>>

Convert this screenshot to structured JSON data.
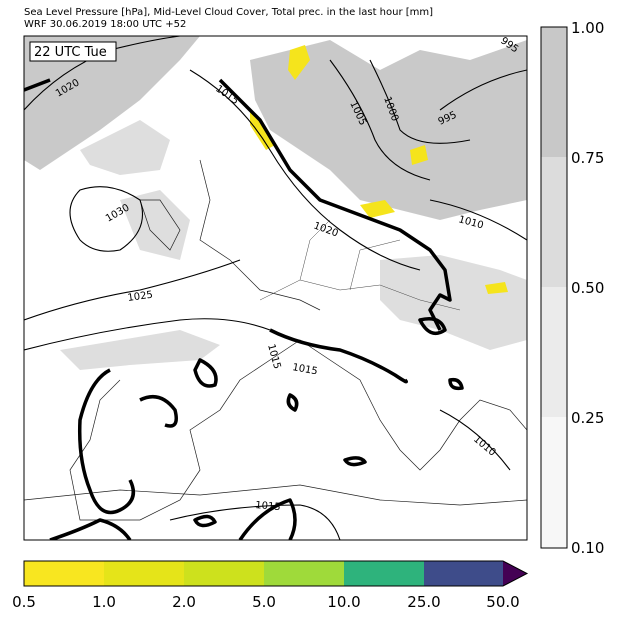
{
  "header": {
    "title": "Sea Level Pressure [hPa], Mid-Level Cloud Cover, Total prec. in the last hour [mm]",
    "subtitle": "WRF 30.06.2019 18:00 UTC +52"
  },
  "map": {
    "time_label": "22 UTC Tue",
    "isobar_labels": [
      "1020",
      "1015",
      "1005",
      "1000",
      "995",
      "995",
      "1030",
      "1020",
      "1010",
      "1025",
      "1015",
      "1015",
      "1010",
      "1015"
    ]
  },
  "cloud_colorbar": {
    "labels": [
      "1.00",
      "0.75",
      "0.50",
      "0.25",
      "0.10"
    ]
  },
  "precip_colorbar": {
    "labels": [
      "0.5",
      "1.0",
      "2.0",
      "5.0",
      "10.0",
      "25.0",
      "50.0"
    ]
  }
}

<<

* **PROBLEM**: Print the listing above in full, exactly as written. Omit any pictures.

* **SOLUTION FOR THIS PROBLEM**:
Convert this screenshot to structured JSON data.
{
  "header": {
    "title": "Sea Level Pressure [hPa], Mid-Level Cloud Cover, Total prec. in the last hour [mm]",
    "subtitle": "WRF 30.06.2019 18:00 UTC +52"
  },
  "map": {
    "time_label": "22 UTC Tue",
    "isobar_labels": [
      "1020",
      "1015",
      "1005",
      "1000",
      "995",
      "995",
      "1030",
      "1020",
      "1010",
      "1025",
      "1015",
      "1015",
      "1010",
      "1015"
    ]
  },
  "cloud_colorbar": {
    "labels": [
      "1.00",
      "0.75",
      "0.50",
      "0.25",
      "0.10"
    ]
  },
  "precip_colorbar": {
    "labels": [
      "0.5",
      "1.0",
      "2.0",
      "5.0",
      "10.0",
      "25.0",
      "50.0"
    ]
  }
}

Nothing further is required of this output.